* _Short task A_:
In the text on the Los Angeles Fire Department's integration fight, how many firefighters signed the petition the Fact-Finding Committee brought before the commission?

* _Reading text_:
The call-in campaign boomeranged. The publisher charged Ditzel with instigating the cancellations and put him off-duty for 10 days, prior to formal termination. The publisher subsequently relented, but Ditzel was demoted to police reporter and later wrote the last story ever to appear in the paper. The Daily News, for years in financial trouble, declared bankruptcy and its assets were purchased by Poulson's foremost supporters, the Chandler family-owned Los Angels Times and Mirror.

Fire Commission orders Chief Alderson to submit a report in answer to the NAACP petition.


                                              December 10, 1953

Alderson made that report and noted that coincidental with the filing of the petition, nearly half of the department's black firefighters had applied for transfer to all white fire stations. Prior to that time, the only transfer request were to the fire prevention bureau and other special assignments.

"I respectfully recommend that your board stand on Section 78 of the city charter and that we continue to appoint, promote and transfer employees of the department for the best interests of all the City of Los Angeles." -Alderson

The fire commission approved Alderson's recommendation.

                                             January 7, 1954
Poluson met with the Fire Commission and Alderson and issued a news release:
"The Board of Fire Commissioners has decided that there should be, commencing within the next six months, a gradual correction of these practices (racial segregation). I have acceded to this program of gradual correction of these policies."

Four of the five commissioners and Alderson issued their own statement which said they had agreed to nothing of the kind.

                                               January 9, 1954
The NAACP threatened federal court action and obtained a Superior Court order to take depositions from Alderson and the fire commissioners. Exactly what was testified to in those depositions is not known, other than the commission had learned that 1700 white firefighters had written Alderson that they would quit or retire if blacks were assigned to their stations.

White supremacy groups throughout the United States deluge fire stations with black-hate mail, posters and pamphlets.

                                               May 17, 1954
While Alderson admitted it only to his closest associates, he knew the battle was lost and that racial tensions eventually would rip the department apart when Chief Justice Earl Warren of the United States Supreme Court delivered the landmark decisions in the cases of Brown et al versus Board of Education and Bolling versus Sharpe.

The historic decisions applied to school desegregation but their implications pertaining to the traditional operation of the LAFD rang loud and clear.

The fire commission immediately asked the city attorney to rule whether the Supreme Court and other decisions applied to the LAFD. The answer was in the affirmative and Alderson was asked by the commission to respond on July 1, 1954.

Alderson stubbornly reiterated his past position statements, while interjecting a new and headline-making statement: He would resign if the fire commission took over the assignment of personnel, transfers and other functions under his control.

"I will not remain to see it (the LAFD) torn down to a second, third and fourth rate department."

                                              August 19, 1954
                                       The Fact-Finding Committee

Four LAFD captains and an an auto fireman formed what they called a Fact-Finding Committee and appeared before the commission with a petition signed by 1885 firefighters who asked that no final decision be made on integration before October 14. At that time they would submit their report based on visits to 18 of the nation's largest city fire departments and questionnaires sent to 375 cities with populations over 43,000. The committee reportedly had raised $500,000 among firefighters, police officers and their families to fund the study.

Without its own investigatory resources, the commission decided to wait-and-see the committee's report while ordering Alderson to produce an integration plan.

* _Short task B_:
Report every line of the rows below that contains the string "title"; case counts.

* _Raw data_:
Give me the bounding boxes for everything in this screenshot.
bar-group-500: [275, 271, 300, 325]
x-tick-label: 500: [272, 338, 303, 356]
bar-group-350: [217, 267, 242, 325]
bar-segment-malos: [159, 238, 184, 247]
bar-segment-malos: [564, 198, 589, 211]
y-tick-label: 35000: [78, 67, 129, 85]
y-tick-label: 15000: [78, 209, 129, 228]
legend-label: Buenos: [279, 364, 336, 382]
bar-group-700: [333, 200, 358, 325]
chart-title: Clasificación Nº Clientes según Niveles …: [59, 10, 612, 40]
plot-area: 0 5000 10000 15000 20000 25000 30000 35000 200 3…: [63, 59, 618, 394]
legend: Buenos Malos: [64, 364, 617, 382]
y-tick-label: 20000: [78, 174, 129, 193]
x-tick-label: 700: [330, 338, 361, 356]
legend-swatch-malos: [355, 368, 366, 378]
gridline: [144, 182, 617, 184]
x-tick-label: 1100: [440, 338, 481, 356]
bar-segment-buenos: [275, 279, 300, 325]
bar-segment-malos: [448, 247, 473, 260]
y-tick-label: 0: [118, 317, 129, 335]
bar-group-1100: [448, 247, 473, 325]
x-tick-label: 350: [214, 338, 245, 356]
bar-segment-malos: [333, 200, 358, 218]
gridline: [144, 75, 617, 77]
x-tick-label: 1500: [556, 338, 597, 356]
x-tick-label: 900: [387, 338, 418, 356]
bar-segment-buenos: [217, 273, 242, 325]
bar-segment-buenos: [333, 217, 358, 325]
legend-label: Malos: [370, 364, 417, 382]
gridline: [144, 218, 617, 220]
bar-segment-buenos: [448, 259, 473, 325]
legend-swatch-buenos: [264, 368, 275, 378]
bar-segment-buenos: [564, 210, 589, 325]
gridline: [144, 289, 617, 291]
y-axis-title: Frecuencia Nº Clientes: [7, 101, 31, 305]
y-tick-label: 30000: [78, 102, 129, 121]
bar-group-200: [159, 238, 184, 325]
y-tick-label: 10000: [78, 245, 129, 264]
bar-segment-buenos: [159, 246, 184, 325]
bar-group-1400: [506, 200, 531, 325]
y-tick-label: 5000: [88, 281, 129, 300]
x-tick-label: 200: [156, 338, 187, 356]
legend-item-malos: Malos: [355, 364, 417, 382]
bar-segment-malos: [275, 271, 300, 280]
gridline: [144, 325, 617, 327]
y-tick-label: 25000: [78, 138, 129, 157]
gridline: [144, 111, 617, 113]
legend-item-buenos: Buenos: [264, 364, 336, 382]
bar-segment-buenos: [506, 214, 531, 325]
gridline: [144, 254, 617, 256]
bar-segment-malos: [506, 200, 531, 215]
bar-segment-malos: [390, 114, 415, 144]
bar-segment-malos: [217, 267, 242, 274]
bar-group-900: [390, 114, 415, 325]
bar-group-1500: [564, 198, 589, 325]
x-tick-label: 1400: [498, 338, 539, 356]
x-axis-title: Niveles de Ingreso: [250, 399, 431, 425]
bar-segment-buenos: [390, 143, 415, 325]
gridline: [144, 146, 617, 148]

* _Full solution A_:
The petition was signed by 1885 firefighters.

* _Full solution B_:
chart-title: Clasificación Nº Clientes según Niveles …: [59, 10, 612, 40]
y-axis-title: Frecuencia Nº Clientes: [7, 101, 31, 305]
x-axis-title: Niveles de Ingreso: [250, 399, 431, 425]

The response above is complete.